--- Start Data to process ---
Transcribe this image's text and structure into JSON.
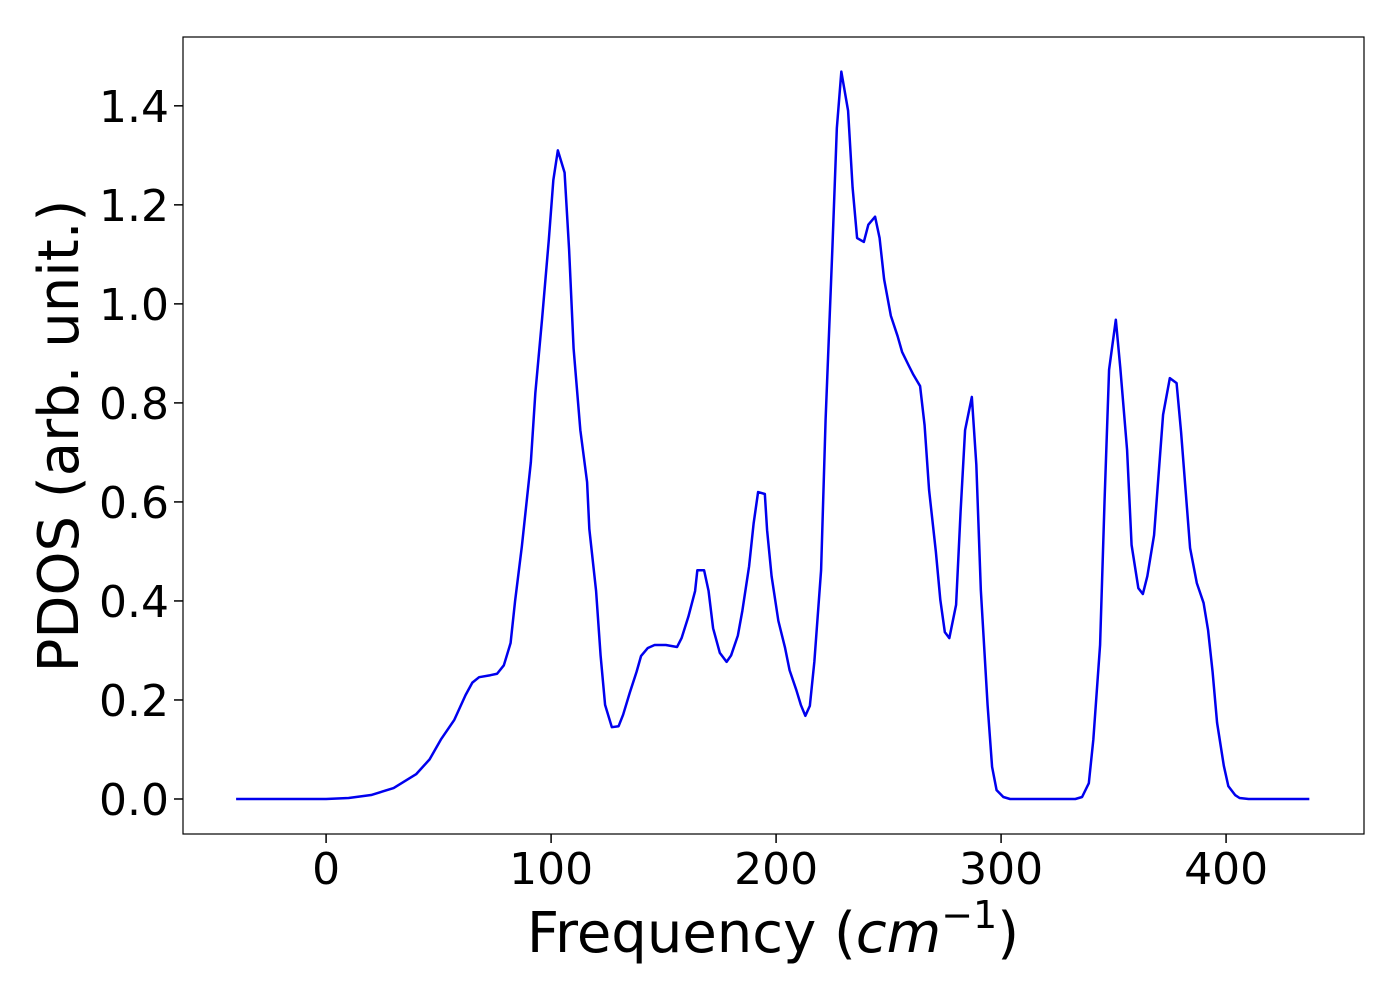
{
  "chart_data": {
    "type": "line",
    "xlabel": [
      "Frequency (",
      "cm",
      "−1",
      ")"
    ],
    "ylabel": "PDOS (arb. unit.)",
    "xlim": [
      -63.6,
      461.3
    ],
    "ylim": [
      -0.0707,
      1.539
    ],
    "xticks": [
      0,
      100,
      200,
      300,
      400
    ],
    "yticks": [
      {
        "value": 0,
        "label": "0.0"
      },
      0.2,
      0.4,
      0.6,
      0.8,
      {
        "value": 1,
        "label": "1.0"
      },
      1.2,
      1.4
    ],
    "series": [
      {
        "color": "#0000ee",
        "x": [
          -40,
          0,
          10,
          20,
          30,
          40,
          46,
          51,
          57,
          62,
          65,
          68,
          73,
          76,
          79,
          82,
          84,
          87,
          91,
          93,
          96,
          99,
          101,
          103,
          106,
          108,
          110,
          113,
          116,
          117,
          120,
          122,
          124,
          127,
          130,
          132,
          135,
          138,
          140,
          143,
          146,
          151,
          156,
          158,
          161,
          164,
          165,
          168,
          170,
          172,
          175,
          178,
          180,
          183,
          185,
          188,
          190,
          192,
          195,
          196,
          198,
          201,
          204,
          206,
          209,
          211,
          213,
          215,
          217,
          220,
          222,
          225,
          227,
          229,
          232,
          234,
          236,
          239,
          241,
          244,
          246,
          248,
          251,
          254,
          256,
          259,
          261,
          264,
          266,
          268,
          271,
          273,
          275,
          277,
          280,
          282,
          284,
          287,
          289,
          291,
          294,
          296,
          298,
          301,
          304,
          333,
          336,
          339,
          341,
          344,
          346,
          348,
          351,
          353,
          356,
          358,
          361,
          363,
          365,
          368,
          370,
          372,
          375,
          378,
          380,
          382,
          384,
          387,
          390,
          392,
          394,
          396,
          399,
          401,
          404,
          406,
          410,
          437
        ],
        "values": [
          0,
          0,
          0.002,
          0.008,
          0.022,
          0.05,
          0.08,
          0.12,
          0.16,
          0.21,
          0.235,
          0.246,
          0.25,
          0.253,
          0.27,
          0.315,
          0.4,
          0.51,
          0.68,
          0.82,
          0.97,
          1.13,
          1.25,
          1.31,
          1.265,
          1.11,
          0.91,
          0.745,
          0.64,
          0.545,
          0.42,
          0.29,
          0.19,
          0.145,
          0.147,
          0.17,
          0.215,
          0.257,
          0.289,
          0.305,
          0.311,
          0.311,
          0.307,
          0.325,
          0.368,
          0.42,
          0.462,
          0.462,
          0.42,
          0.345,
          0.295,
          0.277,
          0.29,
          0.33,
          0.38,
          0.47,
          0.556,
          0.62,
          0.616,
          0.543,
          0.45,
          0.36,
          0.305,
          0.26,
          0.22,
          0.19,
          0.168,
          0.188,
          0.277,
          0.462,
          0.766,
          1.11,
          1.355,
          1.469,
          1.39,
          1.235,
          1.133,
          1.125,
          1.16,
          1.176,
          1.133,
          1.05,
          0.976,
          0.935,
          0.903,
          0.875,
          0.857,
          0.834,
          0.755,
          0.624,
          0.5,
          0.402,
          0.337,
          0.325,
          0.392,
          0.58,
          0.745,
          0.812,
          0.675,
          0.422,
          0.19,
          0.065,
          0.018,
          0.004,
          0,
          0,
          0.004,
          0.032,
          0.12,
          0.311,
          0.604,
          0.867,
          0.968,
          0.87,
          0.705,
          0.513,
          0.426,
          0.414,
          0.45,
          0.533,
          0.655,
          0.776,
          0.85,
          0.84,
          0.741,
          0.624,
          0.507,
          0.436,
          0.396,
          0.341,
          0.257,
          0.154,
          0.067,
          0.026,
          0.008,
          0.002,
          0,
          0
        ]
      }
    ]
  }
}
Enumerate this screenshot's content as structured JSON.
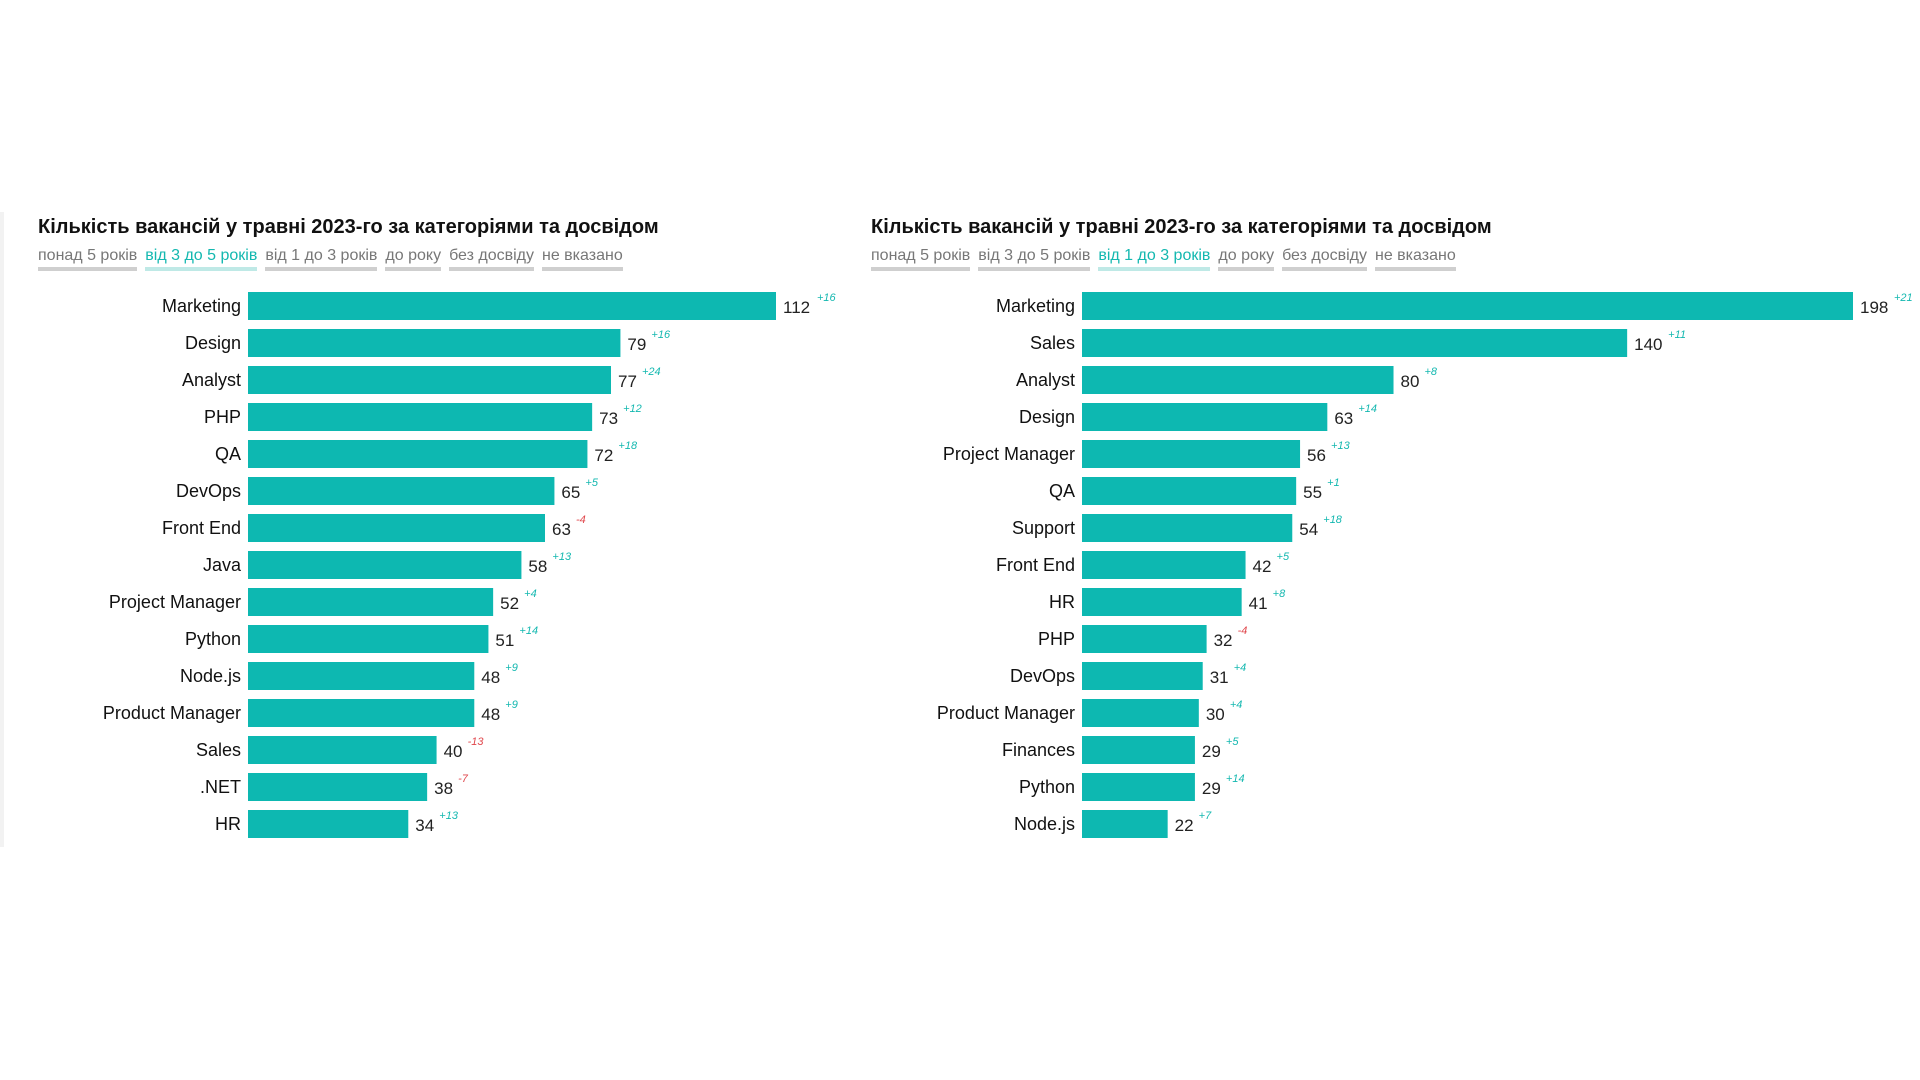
{
  "colors": {
    "bar": "#0db8b1",
    "delta_positive": "#14b8b0",
    "delta_negative": "#e0474c",
    "tab_active": "#14b8b0",
    "tab_inactive": "#777777"
  },
  "chart_data": [
    {
      "type": "bar",
      "orientation": "horizontal",
      "title": "Кількість вакансій у травні 2023-го за категоріями та досвідом",
      "tabs": [
        "понад 5 років",
        "від 3 до 5 років",
        "від 1 до 3 років",
        "до року",
        "без досвіду",
        "не вказано"
      ],
      "active_tab": 1,
      "categories": [
        "Marketing",
        "Design",
        "Analyst",
        "PHP",
        "QA",
        "DevOps",
        "Front End",
        "Java",
        "Project Manager",
        "Python",
        "Node.js",
        "Product Manager",
        "Sales",
        ".NET",
        "HR"
      ],
      "values": [
        112,
        79,
        77,
        73,
        72,
        65,
        63,
        58,
        52,
        51,
        48,
        48,
        40,
        38,
        34
      ],
      "deltas": [
        "+16",
        "+16",
        "+24",
        "+12",
        "+18",
        "+5",
        "-4",
        "+13",
        "+4",
        "+14",
        "+9",
        "+9",
        "-13",
        "-7",
        "+13"
      ],
      "xlim": [
        0,
        112
      ],
      "grid": false
    },
    {
      "type": "bar",
      "orientation": "horizontal",
      "title": "Кількість вакансій у травні 2023-го за категоріями та досвідом",
      "tabs": [
        "понад 5 років",
        "від 3 до 5 років",
        "від 1 до 3 років",
        "до року",
        "без досвіду",
        "не вказано"
      ],
      "active_tab": 2,
      "categories": [
        "Marketing",
        "Sales",
        "Analyst",
        "Design",
        "Project Manager",
        "QA",
        "Support",
        "Front End",
        "HR",
        "PHP",
        "DevOps",
        "Product Manager",
        "Finances",
        "Python",
        "Node.js"
      ],
      "values": [
        198,
        140,
        80,
        63,
        56,
        55,
        54,
        42,
        41,
        32,
        31,
        30,
        29,
        29,
        22
      ],
      "deltas": [
        "+21",
        "+11",
        "+8",
        "+14",
        "+13",
        "+1",
        "+18",
        "+5",
        "+8",
        "-4",
        "+4",
        "+4",
        "+5",
        "+14",
        "+7"
      ],
      "xlim": [
        0,
        198
      ],
      "grid": false
    }
  ]
}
--- End Data to process ---
**Requirements**
Except for the pictures, copy the material above exactly.

**Reply**
Transcribe this image's text and structure into JSON.
{
  "chart_data": {
    "type": "line",
    "xlabel": [
      "Frequency (",
      "cm",
      "−1",
      ")"
    ],
    "ylabel": "PDOS (arb. unit.)",
    "xlim": [
      -63.6,
      461.3
    ],
    "ylim": [
      -0.0707,
      1.539
    ],
    "xticks": [
      0,
      100,
      200,
      300,
      400
    ],
    "yticks": [
      {
        "value": 0,
        "label": "0.0"
      },
      0.2,
      0.4,
      0.6,
      0.8,
      {
        "value": 1,
        "label": "1.0"
      },
      1.2,
      1.4
    ],
    "series": [
      {
        "color": "#0000ee",
        "x": [
          -40,
          0,
          10,
          20,
          30,
          40,
          46,
          51,
          57,
          62,
          65,
          68,
          73,
          76,
          79,
          82,
          84,
          87,
          91,
          93,
          96,
          99,
          101,
          103,
          106,
          108,
          110,
          113,
          116,
          117,
          120,
          122,
          124,
          127,
          130,
          132,
          135,
          138,
          140,
          143,
          146,
          151,
          156,
          158,
          161,
          164,
          165,
          168,
          170,
          172,
          175,
          178,
          180,
          183,
          185,
          188,
          190,
          192,
          195,
          196,
          198,
          201,
          204,
          206,
          209,
          211,
          213,
          215,
          217,
          220,
          222,
          225,
          227,
          229,
          232,
          234,
          236,
          239,
          241,
          244,
          246,
          248,
          251,
          254,
          256,
          259,
          261,
          264,
          266,
          268,
          271,
          273,
          275,
          277,
          280,
          282,
          284,
          287,
          289,
          291,
          294,
          296,
          298,
          301,
          304,
          333,
          336,
          339,
          341,
          344,
          346,
          348,
          351,
          353,
          356,
          358,
          361,
          363,
          365,
          368,
          370,
          372,
          375,
          378,
          380,
          382,
          384,
          387,
          390,
          392,
          394,
          396,
          399,
          401,
          404,
          406,
          410,
          437
        ],
        "values": [
          0,
          0,
          0.002,
          0.008,
          0.022,
          0.05,
          0.08,
          0.12,
          0.16,
          0.21,
          0.235,
          0.246,
          0.25,
          0.253,
          0.27,
          0.315,
          0.4,
          0.51,
          0.68,
          0.82,
          0.97,
          1.13,
          1.25,
          1.31,
          1.265,
          1.11,
          0.91,
          0.745,
          0.64,
          0.545,
          0.42,
          0.29,
          0.19,
          0.145,
          0.147,
          0.17,
          0.215,
          0.257,
          0.289,
          0.305,
          0.311,
          0.311,
          0.307,
          0.325,
          0.368,
          0.42,
          0.462,
          0.462,
          0.42,
          0.345,
          0.295,
          0.277,
          0.29,
          0.33,
          0.38,
          0.47,
          0.556,
          0.62,
          0.616,
          0.543,
          0.45,
          0.36,
          0.305,
          0.26,
          0.22,
          0.19,
          0.168,
          0.188,
          0.277,
          0.462,
          0.766,
          1.11,
          1.355,
          1.469,
          1.39,
          1.235,
          1.133,
          1.125,
          1.16,
          1.176,
          1.133,
          1.05,
          0.976,
          0.935,
          0.903,
          0.875,
          0.857,
          0.834,
          0.755,
          0.624,
          0.5,
          0.402,
          0.337,
          0.325,
          0.392,
          0.58,
          0.745,
          0.812,
          0.675,
          0.422,
          0.19,
          0.065,
          0.018,
          0.004,
          0,
          0,
          0.004,
          0.032,
          0.12,
          0.311,
          0.604,
          0.867,
          0.968,
          0.87,
          0.705,
          0.513,
          0.426,
          0.414,
          0.45,
          0.533,
          0.655,
          0.776,
          0.85,
          0.84,
          0.741,
          0.624,
          0.507,
          0.436,
          0.396,
          0.341,
          0.257,
          0.154,
          0.067,
          0.026,
          0.008,
          0.002,
          0,
          0
        ]
      }
    ]
  }
}
Enumerate this screenshot's content as structured JSON.
{
  "colors": {
    "bar": "#0db8b1",
    "delta_positive": "#14b8b0",
    "delta_negative": "#e0474c",
    "tab_active": "#14b8b0",
    "tab_inactive": "#777777"
  },
  "chart_data": [
    {
      "type": "bar",
      "orientation": "horizontal",
      "title": "Кількість вакансій у травні 2023-го за категоріями та досвідом",
      "tabs": [
        "понад 5 років",
        "від 3 до 5 років",
        "від 1 до 3 років",
        "до року",
        "без досвіду",
        "не вказано"
      ],
      "active_tab": 1,
      "categories": [
        "Marketing",
        "Design",
        "Analyst",
        "PHP",
        "QA",
        "DevOps",
        "Front End",
        "Java",
        "Project Manager",
        "Python",
        "Node.js",
        "Product Manager",
        "Sales",
        ".NET",
        "HR"
      ],
      "values": [
        112,
        79,
        77,
        73,
        72,
        65,
        63,
        58,
        52,
        51,
        48,
        48,
        40,
        38,
        34
      ],
      "deltas": [
        "+16",
        "+16",
        "+24",
        "+12",
        "+18",
        "+5",
        "-4",
        "+13",
        "+4",
        "+14",
        "+9",
        "+9",
        "-13",
        "-7",
        "+13"
      ],
      "xlim": [
        0,
        112
      ],
      "grid": false
    },
    {
      "type": "bar",
      "orientation": "horizontal",
      "title": "Кількість вакансій у травні 2023-го за категоріями та досвідом",
      "tabs": [
        "понад 5 років",
        "від 3 до 5 років",
        "від 1 до 3 років",
        "до року",
        "без досвіду",
        "не вказано"
      ],
      "active_tab": 2,
      "categories": [
        "Marketing",
        "Sales",
        "Analyst",
        "Design",
        "Project Manager",
        "QA",
        "Support",
        "Front End",
        "HR",
        "PHP",
        "DevOps",
        "Product Manager",
        "Finances",
        "Python",
        "Node.js"
      ],
      "values": [
        198,
        140,
        80,
        63,
        56,
        55,
        54,
        42,
        41,
        32,
        31,
        30,
        29,
        29,
        22
      ],
      "deltas": [
        "+21",
        "+11",
        "+8",
        "+14",
        "+13",
        "+1",
        "+18",
        "+5",
        "+8",
        "-4",
        "+4",
        "+4",
        "+5",
        "+14",
        "+7"
      ],
      "xlim": [
        0,
        198
      ],
      "grid": false
    }
  ]
}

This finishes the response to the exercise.